EXERCISE DIRECTIONS: Show all lines of the listing that hold the word "stessa".

PROVIDED DATA:
• • • • •

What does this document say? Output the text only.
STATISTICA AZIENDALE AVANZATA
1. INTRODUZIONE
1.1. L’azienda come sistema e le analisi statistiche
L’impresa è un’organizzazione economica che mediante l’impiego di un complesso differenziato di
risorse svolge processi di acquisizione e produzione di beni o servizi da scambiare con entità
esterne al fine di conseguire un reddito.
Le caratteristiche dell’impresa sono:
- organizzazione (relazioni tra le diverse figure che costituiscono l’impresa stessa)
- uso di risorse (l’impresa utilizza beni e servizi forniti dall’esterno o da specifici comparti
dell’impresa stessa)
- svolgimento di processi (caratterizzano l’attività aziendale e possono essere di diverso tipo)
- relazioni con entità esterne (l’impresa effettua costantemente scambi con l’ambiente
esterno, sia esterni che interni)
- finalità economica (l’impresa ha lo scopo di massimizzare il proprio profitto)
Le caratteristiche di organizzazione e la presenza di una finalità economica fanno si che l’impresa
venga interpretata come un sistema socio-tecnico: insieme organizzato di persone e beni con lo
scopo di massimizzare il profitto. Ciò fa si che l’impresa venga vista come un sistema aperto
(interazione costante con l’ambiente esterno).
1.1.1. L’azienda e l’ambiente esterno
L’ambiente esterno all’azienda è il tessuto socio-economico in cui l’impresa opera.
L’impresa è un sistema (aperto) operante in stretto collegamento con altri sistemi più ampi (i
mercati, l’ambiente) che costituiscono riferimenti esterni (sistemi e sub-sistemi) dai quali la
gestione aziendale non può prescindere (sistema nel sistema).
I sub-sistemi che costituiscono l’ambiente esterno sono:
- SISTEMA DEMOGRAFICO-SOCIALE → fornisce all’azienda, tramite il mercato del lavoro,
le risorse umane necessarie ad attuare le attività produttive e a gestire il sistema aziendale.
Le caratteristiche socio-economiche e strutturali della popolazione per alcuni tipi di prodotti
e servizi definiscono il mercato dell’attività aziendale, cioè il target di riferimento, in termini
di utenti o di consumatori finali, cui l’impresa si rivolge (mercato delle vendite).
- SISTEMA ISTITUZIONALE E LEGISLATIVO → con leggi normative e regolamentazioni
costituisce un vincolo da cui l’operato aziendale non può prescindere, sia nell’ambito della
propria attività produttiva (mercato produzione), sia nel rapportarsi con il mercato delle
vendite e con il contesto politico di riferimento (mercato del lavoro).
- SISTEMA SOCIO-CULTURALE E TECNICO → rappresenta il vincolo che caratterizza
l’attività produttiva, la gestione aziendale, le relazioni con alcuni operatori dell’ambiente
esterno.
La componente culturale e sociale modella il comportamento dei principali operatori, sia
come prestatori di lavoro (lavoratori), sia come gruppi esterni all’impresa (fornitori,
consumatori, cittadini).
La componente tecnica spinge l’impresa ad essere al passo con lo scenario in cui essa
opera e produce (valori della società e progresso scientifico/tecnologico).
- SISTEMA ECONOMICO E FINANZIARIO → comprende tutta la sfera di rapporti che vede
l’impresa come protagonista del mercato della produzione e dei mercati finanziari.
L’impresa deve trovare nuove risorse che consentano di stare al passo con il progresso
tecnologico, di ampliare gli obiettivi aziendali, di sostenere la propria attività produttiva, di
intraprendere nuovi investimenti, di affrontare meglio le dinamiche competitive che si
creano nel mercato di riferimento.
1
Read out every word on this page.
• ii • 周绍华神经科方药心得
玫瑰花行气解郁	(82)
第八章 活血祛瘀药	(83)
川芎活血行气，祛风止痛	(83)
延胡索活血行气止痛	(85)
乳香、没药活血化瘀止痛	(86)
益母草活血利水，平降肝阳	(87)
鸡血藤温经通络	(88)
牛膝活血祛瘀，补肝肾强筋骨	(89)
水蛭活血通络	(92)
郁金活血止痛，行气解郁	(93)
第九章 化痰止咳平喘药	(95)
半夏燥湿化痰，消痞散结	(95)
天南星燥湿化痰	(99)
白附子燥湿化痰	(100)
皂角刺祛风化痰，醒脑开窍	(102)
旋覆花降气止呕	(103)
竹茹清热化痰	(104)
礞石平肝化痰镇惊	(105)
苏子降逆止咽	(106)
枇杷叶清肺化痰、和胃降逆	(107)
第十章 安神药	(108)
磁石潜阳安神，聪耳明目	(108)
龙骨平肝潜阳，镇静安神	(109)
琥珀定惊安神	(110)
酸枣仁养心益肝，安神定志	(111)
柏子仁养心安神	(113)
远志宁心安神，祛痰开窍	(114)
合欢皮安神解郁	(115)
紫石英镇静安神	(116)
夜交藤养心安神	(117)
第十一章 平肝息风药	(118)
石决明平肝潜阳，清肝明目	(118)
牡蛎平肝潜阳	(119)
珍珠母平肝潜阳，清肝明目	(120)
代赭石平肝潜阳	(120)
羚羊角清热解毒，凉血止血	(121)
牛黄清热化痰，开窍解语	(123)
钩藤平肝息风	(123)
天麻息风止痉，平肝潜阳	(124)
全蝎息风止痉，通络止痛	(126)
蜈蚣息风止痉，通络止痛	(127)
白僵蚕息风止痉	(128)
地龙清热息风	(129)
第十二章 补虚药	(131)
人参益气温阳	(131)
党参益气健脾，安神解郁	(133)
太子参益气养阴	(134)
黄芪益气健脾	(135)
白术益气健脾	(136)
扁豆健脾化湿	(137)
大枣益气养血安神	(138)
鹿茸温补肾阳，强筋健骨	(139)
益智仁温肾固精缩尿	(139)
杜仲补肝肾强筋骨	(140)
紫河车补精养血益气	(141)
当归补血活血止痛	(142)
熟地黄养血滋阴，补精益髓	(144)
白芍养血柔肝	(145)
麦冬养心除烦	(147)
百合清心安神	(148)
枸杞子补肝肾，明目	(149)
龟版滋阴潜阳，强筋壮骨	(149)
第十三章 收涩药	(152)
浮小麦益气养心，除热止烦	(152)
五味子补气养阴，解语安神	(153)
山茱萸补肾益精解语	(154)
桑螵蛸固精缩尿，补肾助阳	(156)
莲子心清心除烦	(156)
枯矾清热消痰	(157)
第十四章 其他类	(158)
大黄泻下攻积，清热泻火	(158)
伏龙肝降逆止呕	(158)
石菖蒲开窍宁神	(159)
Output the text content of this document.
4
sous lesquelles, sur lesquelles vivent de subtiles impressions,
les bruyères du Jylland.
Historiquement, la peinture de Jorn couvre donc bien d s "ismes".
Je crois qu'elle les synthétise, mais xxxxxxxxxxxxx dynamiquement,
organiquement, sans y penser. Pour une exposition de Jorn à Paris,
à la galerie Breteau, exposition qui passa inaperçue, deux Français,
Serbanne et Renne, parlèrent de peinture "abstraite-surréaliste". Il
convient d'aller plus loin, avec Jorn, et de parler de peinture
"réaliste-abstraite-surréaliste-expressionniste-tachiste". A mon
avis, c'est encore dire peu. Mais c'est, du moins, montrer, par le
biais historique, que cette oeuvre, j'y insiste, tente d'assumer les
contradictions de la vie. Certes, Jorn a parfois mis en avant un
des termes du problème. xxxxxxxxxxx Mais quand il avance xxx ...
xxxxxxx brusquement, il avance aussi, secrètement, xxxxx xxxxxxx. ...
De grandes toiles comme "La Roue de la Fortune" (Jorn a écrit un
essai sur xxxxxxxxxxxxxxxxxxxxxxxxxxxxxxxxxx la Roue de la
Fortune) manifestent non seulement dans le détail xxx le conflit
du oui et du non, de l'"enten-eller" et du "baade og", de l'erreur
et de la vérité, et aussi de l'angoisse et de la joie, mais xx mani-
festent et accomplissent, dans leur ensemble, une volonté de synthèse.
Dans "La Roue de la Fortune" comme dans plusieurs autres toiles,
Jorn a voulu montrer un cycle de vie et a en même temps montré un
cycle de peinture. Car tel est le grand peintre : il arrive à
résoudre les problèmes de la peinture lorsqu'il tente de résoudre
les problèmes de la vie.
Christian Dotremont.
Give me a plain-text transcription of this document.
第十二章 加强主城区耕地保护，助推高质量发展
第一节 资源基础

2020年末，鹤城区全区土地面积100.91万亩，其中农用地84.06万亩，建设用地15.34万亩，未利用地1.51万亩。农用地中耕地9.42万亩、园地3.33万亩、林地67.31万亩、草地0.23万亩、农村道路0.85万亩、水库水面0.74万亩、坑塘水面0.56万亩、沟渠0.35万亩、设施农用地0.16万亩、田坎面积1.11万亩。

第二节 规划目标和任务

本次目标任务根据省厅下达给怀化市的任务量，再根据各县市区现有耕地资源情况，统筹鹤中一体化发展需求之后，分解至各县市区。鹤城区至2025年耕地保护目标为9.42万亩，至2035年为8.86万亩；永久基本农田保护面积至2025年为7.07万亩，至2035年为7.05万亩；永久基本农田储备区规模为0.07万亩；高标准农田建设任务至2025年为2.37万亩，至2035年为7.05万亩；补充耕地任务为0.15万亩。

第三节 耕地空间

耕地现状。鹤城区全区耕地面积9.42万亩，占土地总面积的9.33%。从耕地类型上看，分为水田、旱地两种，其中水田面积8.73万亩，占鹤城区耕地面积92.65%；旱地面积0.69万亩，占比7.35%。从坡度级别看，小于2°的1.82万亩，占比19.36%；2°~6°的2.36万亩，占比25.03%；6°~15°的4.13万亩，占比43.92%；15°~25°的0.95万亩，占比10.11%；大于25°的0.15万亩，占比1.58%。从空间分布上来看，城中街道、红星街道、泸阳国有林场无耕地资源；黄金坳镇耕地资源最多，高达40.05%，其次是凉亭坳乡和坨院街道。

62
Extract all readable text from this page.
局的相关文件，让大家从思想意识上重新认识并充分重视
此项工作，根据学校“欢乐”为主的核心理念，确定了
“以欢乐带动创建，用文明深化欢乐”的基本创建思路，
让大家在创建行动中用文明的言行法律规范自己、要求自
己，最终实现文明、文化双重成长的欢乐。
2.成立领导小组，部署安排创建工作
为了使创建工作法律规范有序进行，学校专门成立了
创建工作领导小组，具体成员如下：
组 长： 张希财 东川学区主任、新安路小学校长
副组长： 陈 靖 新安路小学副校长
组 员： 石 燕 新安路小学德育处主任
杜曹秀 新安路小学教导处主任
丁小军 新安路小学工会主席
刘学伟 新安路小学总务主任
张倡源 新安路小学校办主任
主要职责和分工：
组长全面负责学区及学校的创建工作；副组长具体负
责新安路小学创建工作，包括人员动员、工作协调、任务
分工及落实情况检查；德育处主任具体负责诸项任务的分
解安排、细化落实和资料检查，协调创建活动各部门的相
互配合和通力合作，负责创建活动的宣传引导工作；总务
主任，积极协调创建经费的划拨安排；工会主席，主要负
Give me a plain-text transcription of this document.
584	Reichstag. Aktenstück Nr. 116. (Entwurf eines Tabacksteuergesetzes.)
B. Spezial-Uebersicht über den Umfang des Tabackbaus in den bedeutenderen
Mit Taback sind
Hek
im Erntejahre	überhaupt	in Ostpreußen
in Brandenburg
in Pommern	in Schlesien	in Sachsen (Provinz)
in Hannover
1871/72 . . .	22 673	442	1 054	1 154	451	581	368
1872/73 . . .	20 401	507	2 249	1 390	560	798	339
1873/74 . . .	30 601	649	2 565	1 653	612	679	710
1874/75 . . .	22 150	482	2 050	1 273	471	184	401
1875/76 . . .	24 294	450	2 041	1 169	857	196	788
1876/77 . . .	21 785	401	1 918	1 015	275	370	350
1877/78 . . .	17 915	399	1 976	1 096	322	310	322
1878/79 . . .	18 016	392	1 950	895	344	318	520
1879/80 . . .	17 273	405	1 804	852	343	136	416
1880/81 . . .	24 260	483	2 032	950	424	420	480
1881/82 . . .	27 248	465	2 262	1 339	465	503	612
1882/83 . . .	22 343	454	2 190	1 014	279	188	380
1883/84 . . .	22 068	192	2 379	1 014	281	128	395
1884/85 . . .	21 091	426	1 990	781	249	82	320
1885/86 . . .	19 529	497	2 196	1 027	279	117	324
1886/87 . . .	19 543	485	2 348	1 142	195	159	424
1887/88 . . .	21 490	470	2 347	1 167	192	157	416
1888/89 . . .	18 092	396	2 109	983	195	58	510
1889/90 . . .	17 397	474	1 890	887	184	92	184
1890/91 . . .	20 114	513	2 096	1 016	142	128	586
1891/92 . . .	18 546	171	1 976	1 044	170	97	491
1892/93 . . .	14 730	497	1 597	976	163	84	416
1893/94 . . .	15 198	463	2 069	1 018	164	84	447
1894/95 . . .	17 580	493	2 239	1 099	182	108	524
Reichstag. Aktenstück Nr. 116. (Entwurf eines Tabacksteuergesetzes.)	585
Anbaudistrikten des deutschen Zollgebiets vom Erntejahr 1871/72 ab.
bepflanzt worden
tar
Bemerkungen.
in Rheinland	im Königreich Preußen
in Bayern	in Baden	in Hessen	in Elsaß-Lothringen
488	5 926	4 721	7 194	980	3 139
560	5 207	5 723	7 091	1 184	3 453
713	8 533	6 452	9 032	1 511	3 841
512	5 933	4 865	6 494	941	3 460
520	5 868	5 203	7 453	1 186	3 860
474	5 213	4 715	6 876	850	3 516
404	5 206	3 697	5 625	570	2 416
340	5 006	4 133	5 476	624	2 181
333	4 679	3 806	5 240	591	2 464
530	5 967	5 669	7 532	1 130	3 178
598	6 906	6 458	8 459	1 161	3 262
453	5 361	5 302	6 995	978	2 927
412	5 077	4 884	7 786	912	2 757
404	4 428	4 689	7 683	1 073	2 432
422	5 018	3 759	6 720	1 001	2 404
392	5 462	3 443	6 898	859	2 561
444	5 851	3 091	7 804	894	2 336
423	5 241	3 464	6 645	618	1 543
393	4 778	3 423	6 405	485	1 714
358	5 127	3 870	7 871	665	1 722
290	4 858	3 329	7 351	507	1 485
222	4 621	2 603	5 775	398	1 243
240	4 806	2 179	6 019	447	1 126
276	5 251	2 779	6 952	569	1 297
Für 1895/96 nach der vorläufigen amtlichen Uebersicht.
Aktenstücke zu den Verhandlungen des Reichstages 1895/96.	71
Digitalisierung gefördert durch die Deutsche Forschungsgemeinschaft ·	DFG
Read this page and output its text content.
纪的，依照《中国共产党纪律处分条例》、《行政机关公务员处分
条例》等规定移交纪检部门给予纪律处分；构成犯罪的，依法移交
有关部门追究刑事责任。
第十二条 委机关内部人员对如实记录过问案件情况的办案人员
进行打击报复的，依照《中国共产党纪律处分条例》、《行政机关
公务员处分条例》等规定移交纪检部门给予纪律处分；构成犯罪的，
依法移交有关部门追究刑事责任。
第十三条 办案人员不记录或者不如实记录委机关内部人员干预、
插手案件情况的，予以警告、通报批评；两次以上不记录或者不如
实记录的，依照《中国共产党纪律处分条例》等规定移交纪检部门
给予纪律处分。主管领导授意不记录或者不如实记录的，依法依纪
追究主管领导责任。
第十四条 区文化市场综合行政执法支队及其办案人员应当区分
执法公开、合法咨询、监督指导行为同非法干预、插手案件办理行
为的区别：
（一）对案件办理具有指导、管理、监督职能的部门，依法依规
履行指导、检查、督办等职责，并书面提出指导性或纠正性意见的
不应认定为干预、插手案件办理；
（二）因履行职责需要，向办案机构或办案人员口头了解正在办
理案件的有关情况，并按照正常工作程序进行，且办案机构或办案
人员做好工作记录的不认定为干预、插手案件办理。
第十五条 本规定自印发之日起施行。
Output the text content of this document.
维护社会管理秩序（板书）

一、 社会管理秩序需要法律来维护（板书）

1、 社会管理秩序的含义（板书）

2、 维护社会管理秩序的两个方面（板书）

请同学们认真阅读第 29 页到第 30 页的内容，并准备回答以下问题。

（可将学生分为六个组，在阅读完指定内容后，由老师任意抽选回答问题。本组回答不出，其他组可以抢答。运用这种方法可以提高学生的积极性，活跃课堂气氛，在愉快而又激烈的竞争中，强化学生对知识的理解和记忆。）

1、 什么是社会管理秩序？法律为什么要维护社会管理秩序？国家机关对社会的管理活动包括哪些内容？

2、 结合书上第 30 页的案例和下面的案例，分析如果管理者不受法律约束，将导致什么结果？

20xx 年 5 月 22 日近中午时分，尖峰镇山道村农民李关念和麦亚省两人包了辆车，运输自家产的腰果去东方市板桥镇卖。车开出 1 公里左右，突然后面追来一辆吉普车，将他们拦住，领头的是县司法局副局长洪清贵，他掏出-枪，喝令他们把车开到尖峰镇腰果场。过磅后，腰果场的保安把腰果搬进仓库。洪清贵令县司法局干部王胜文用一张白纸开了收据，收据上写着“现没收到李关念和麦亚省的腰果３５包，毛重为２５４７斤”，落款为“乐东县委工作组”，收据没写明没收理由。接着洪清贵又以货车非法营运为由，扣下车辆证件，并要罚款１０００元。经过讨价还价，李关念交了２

• • • • •

SOLUTION TO THE PROBLEM:
- organizzazione (relazioni tra le diverse figure che costituiscono l’impresa stessa)
dell’impresa stessa)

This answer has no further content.